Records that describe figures
+++++
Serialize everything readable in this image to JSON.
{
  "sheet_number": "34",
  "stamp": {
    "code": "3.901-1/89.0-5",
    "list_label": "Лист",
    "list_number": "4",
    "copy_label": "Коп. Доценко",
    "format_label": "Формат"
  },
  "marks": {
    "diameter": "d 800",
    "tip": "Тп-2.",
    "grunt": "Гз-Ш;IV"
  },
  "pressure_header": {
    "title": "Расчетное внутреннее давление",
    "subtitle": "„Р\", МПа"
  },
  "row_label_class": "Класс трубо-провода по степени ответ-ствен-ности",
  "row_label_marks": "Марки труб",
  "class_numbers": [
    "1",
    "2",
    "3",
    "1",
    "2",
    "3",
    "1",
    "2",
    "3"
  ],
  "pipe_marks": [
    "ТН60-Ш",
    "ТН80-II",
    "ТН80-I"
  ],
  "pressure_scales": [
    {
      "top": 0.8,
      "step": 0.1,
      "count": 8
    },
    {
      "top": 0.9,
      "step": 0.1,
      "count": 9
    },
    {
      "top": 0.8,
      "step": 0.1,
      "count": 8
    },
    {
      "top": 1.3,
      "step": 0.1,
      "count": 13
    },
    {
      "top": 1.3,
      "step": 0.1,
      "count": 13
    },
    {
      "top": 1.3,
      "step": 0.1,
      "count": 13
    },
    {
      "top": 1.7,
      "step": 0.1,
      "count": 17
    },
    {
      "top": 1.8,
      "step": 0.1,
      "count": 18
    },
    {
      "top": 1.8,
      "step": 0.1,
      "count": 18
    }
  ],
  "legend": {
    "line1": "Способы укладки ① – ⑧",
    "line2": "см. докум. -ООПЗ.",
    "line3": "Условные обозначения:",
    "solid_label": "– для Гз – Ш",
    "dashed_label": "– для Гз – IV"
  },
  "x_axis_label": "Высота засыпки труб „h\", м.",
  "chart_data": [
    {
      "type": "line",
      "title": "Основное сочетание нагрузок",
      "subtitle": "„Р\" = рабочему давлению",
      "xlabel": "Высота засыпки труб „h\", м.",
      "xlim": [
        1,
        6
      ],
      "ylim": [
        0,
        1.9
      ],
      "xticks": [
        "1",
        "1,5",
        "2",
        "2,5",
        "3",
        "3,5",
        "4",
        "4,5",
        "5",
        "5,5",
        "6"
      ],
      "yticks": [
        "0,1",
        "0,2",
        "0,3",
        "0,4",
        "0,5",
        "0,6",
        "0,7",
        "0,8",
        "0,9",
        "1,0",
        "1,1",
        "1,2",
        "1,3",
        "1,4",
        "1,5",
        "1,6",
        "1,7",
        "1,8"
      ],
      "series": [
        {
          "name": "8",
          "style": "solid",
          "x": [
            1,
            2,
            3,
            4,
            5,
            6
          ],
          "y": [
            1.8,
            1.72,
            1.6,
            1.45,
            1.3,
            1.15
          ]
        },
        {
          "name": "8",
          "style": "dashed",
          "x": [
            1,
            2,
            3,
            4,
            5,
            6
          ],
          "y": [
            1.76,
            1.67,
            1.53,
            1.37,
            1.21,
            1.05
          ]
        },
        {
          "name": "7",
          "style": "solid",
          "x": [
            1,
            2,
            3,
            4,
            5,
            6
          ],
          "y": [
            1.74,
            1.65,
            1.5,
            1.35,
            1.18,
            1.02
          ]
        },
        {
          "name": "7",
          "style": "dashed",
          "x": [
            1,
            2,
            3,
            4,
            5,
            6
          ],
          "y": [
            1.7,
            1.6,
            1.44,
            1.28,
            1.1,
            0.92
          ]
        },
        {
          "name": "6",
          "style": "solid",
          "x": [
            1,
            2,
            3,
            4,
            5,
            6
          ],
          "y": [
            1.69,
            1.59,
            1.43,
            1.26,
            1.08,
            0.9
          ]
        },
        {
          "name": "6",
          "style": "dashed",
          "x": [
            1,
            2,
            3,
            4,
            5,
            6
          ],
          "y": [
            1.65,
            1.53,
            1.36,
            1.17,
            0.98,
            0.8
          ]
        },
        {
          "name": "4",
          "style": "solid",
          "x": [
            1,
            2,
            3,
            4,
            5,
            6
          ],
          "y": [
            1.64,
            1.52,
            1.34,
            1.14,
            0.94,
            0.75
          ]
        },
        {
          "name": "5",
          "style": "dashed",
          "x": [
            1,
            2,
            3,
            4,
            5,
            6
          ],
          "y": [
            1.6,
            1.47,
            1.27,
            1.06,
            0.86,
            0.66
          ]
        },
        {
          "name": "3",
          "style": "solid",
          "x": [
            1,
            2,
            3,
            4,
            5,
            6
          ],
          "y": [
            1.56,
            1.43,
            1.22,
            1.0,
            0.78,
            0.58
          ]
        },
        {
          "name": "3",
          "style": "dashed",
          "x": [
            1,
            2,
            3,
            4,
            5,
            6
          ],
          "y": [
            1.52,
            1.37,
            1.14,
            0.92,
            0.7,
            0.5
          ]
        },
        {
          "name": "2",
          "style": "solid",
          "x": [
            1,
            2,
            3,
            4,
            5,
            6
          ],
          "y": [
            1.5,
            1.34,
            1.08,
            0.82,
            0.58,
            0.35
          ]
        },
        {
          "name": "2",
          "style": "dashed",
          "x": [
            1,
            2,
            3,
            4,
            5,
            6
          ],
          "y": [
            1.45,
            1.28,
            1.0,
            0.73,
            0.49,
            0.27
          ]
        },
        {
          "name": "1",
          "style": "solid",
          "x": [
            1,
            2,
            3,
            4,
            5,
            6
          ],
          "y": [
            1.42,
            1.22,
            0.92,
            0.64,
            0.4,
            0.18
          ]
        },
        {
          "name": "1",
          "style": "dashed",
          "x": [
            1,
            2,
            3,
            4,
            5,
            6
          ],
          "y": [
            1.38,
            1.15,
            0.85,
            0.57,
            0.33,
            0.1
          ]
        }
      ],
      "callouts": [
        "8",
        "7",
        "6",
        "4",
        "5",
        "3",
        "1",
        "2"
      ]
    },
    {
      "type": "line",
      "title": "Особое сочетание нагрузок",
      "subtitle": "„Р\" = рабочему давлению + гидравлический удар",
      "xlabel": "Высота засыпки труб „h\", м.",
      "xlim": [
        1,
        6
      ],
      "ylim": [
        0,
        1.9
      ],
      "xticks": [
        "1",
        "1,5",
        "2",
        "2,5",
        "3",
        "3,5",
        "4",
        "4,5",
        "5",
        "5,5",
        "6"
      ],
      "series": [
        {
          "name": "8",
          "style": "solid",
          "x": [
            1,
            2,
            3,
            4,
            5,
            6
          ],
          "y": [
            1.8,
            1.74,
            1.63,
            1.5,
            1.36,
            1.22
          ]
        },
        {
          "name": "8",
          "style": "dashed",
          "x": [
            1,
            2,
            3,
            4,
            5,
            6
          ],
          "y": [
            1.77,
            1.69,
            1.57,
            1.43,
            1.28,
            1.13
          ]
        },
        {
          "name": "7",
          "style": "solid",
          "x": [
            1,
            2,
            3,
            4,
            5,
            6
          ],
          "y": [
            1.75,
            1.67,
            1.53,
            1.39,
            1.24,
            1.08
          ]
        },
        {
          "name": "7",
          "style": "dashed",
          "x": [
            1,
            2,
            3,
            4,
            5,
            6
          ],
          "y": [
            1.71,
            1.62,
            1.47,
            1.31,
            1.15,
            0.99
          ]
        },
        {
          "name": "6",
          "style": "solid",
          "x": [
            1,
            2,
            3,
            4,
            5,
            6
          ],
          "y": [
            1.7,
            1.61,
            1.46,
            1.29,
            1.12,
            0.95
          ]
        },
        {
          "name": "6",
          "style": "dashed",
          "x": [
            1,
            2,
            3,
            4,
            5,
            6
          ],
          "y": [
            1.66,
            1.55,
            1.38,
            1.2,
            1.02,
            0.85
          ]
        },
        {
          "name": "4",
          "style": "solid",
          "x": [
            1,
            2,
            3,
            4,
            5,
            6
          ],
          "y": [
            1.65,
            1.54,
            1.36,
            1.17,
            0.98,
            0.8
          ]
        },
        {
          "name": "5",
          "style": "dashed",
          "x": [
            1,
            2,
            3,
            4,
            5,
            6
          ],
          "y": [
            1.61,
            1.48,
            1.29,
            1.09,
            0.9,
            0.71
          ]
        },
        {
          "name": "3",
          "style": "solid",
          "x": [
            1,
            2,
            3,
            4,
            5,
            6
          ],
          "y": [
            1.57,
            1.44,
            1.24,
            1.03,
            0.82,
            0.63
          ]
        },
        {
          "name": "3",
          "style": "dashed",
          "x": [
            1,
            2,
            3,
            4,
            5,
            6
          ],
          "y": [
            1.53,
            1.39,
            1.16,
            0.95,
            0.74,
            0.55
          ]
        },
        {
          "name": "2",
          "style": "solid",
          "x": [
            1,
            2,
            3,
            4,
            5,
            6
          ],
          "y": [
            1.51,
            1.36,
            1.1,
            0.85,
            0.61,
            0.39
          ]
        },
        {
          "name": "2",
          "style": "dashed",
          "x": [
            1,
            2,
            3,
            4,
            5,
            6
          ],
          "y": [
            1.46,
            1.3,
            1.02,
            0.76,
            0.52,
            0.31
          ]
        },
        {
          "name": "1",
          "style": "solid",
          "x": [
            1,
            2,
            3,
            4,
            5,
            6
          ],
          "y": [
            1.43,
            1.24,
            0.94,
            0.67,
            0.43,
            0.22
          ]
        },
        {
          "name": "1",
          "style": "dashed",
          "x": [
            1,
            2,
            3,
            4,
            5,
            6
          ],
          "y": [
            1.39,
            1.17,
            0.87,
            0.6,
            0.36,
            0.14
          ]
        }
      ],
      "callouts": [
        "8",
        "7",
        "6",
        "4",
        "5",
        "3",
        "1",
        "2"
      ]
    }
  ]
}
+++++
* [What you need to do]
Show every line above in which the word "сочетание" occurs.

* [Exercise output]
      "title": "Основное сочетание нагрузок",
      "title": "Особое сочетание нагрузок",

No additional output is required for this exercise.